▸ Source text:
++++
What are the bytes of the request? In particular, make sure it includes the following:

1) "Content-Type: application/x-www-form-urlencoded; charset=ISO-8859-1"
2) nothing but ISO-8859-1
 
Here is my action:

  val inboundMessageForm = Form(
    mapping(
      "html" -> text)(InboundMessage.apply)(InboundMessage.unapply))

You can't solve the problem here, because it's impossible to convert perfectly from Array[Byte] to String back to Array[Byte]. Converting to String replaces invalid characters with alternate ones; in other words, it's lossy.

In this case, Play parsed the request in the wrong character set--most likely UTF-8. It is impossible for you to retrieve the original bytes from the Form.

What you need to do is tell Play to use the different encoding when it parses your request. You do that by sending the Content-Type header with the request.

In other words: it's a bug in your client, not in Play. Don't do any conversion in Play.

Enjoy life,
Adam

daniel...@elo7.com

unread,
Apr 18, 2013, 3:48:37 PM4/18/13
to play-fr...@googlegroups.com
Actually I don't have much control over my client's code. :-(

I'm using SendGrid InboundParse client.


It calls my web service and the only thing he send to me is an HTTP parameter telling which encode it uses for each other parameters.
For example:
it sends me "subject" and "text" parameter
then, in the "charsets" parameter it tells me the encoding for the other ones. 
[charsets] => {"subject":"UTF-8","text":"iso-8859-1"}

Is there any elegant way to "hack" play, making it to parse the parameters according to the charsets entries?

I know this is not HTTP standard, but it is a requirement for my application.

Thanks!!!

Adam Hooper

unread,
Apr 18, 2013, 6:15:37 PM4/18/13
to play-fr...@googlegroups.com
On Thursday, April 18, 2013 3:48:37 PM UTC-4, daniel...@elo7.com wrote:
It calls my web service and the only thing he send to me is an HTTP parameter telling which encode it uses for each other parameters.
For example:
it sends me "subject" and "text" parameter
then, in the "charsets" parameter it tells me the encoding for the other ones. 
[charsets] => {"subject":"UTF-8","text":"iso-8859-1"}

Is there any elegant way to "hack" play, making it to parse the parameters according to the charsets entries?

I don't understand how one parameter can describe the character set of another parameter--the "charset" parameters needs to be decoded first, but how can you read it when it doesn't have a character set?

Are these requests double-encoded? multipart-encoded?

Could you post an example request, e.g., as text and as output of "xxd"?
 
I know this is not HTTP standard, but it is a requirement for my application.

There are a few approaches I'd ponder, and they depend on what Sendgrid is doing. You'll have to understand that before you proceed.

Single encoding

If you know each message will come with every parameter in the same encoding, but that's not the encoding Play is using, you can override Play's way of determining the character set. Create an app/Global.scala that looks something like this:

import play.api.GlobalSettings

import play.api.mvc.{Handler,RequestHeader}

object Global extends GlobalSettings {
  override def onRouteRequest(request: RequestHeader): Option[Handler] = {
    // Override character set
    val requestWithCharset = new RequestHeader {
        // Like RequestHeader.copy(), but overriding charset
        val id = request.id
        val tags = request.tags
        val uri = request.uri
        val path = request.path
        val version = request.version
        val queryString = request.queryString
        val headers = request.headers
        val remoteAddress = request.remoteAddress
        override lazy val charset : Option[String] = Some("iso-8859-1")
++++
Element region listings
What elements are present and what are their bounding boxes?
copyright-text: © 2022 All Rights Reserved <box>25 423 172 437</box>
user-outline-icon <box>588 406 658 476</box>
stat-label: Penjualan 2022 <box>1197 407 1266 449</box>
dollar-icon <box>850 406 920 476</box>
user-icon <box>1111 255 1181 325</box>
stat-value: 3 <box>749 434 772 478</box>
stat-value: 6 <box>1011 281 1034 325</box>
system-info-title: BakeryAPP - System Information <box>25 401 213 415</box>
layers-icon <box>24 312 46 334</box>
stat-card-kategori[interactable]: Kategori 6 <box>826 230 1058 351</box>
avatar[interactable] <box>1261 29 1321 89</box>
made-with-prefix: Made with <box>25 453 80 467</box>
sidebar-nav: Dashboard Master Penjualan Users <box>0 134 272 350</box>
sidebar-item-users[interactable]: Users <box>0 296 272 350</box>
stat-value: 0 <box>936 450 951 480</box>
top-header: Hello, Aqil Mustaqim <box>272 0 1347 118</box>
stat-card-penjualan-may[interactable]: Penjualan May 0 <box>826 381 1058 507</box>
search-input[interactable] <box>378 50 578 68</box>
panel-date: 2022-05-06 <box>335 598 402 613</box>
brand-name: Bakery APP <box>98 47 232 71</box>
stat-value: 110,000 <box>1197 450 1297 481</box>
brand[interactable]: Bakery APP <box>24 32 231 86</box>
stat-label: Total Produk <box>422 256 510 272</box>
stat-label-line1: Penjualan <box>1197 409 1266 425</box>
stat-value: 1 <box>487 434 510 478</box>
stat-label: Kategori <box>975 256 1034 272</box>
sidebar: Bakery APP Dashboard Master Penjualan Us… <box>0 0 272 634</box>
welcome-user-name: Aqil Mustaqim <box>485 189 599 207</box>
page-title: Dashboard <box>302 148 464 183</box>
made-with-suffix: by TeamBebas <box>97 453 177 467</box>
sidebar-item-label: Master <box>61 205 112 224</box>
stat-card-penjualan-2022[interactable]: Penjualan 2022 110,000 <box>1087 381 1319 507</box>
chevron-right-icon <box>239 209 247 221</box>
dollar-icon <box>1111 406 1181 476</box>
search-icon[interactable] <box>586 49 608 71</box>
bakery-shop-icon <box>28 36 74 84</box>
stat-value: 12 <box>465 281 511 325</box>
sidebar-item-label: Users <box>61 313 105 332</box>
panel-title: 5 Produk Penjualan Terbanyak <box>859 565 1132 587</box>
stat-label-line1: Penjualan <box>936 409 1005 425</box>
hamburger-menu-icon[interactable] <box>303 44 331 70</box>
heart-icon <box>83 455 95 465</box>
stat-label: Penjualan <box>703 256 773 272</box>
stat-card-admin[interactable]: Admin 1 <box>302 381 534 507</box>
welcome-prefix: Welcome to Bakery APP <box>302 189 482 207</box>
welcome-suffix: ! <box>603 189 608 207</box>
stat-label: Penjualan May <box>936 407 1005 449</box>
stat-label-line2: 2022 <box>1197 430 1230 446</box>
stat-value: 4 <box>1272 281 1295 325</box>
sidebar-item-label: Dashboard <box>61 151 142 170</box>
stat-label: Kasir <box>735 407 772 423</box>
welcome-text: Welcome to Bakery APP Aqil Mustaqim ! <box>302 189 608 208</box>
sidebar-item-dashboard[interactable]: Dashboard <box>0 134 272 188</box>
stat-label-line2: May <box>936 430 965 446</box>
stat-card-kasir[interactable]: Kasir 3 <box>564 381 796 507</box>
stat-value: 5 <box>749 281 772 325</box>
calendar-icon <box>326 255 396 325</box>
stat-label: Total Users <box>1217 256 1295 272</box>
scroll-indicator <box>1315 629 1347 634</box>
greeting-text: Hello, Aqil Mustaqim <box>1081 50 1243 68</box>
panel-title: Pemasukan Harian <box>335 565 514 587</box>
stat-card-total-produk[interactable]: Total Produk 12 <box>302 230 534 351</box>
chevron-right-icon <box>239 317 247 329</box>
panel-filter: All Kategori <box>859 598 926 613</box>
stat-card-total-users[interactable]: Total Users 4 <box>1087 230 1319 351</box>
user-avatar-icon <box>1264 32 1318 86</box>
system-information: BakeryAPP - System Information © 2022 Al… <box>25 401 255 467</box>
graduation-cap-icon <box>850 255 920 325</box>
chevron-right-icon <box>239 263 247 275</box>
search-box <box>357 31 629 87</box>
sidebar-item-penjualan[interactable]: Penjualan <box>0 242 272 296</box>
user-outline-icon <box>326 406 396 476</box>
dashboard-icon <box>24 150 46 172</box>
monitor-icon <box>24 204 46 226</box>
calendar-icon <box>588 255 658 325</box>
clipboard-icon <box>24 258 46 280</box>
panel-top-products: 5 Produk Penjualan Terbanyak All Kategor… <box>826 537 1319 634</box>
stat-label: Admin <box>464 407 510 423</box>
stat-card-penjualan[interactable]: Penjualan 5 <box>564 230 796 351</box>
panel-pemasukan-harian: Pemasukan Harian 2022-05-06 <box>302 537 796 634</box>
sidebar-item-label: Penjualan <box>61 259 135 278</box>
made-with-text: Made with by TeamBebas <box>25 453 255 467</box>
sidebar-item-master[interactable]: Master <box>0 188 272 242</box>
++++
▸ Task instructions:
1 - In the Play charset thread, list every name declared with a plain val inside the braces of the new RequestHeader block, leaving out the override.
2 - Write a continuation of the Play charset thread, starting right after its final line.

▸ Solved problems:
1 - id, tags, uri, path, version, queryString, headers, remoteAddress

2 -
    }

    super.onRouteRequest(requestWithCharset)
  }
}

This method will be called for every route. You can set up some conditions to make sure it's only called with the routes that matter to you. Adjust the "lazy val charset" to the character set you want.

Multiple encodings

As I said, I don't quite understand how the message is encoded.

It's possible the Sendgrid developers don't, either :). If that's the case, you'll have to follow *their* logic, whatever that is. The brute-force way is to parse the request as a big Array[Byte] instead of as a String. In your controller:

  val MaxMemory = 1 * 1024 * 1024 // 1MB
  def post = Action(parse.raw(MaxMemory)) { request =>
    val bytes : Array[Byte] = request.body.asBytes.getOrElse(throw new Exception("Need to handle case when memory exceeded? Use request.body.asFile"))
    // parse the bytes yourself
  }

You won't get Java's or Scala's String libraries, or any other goodies to help you.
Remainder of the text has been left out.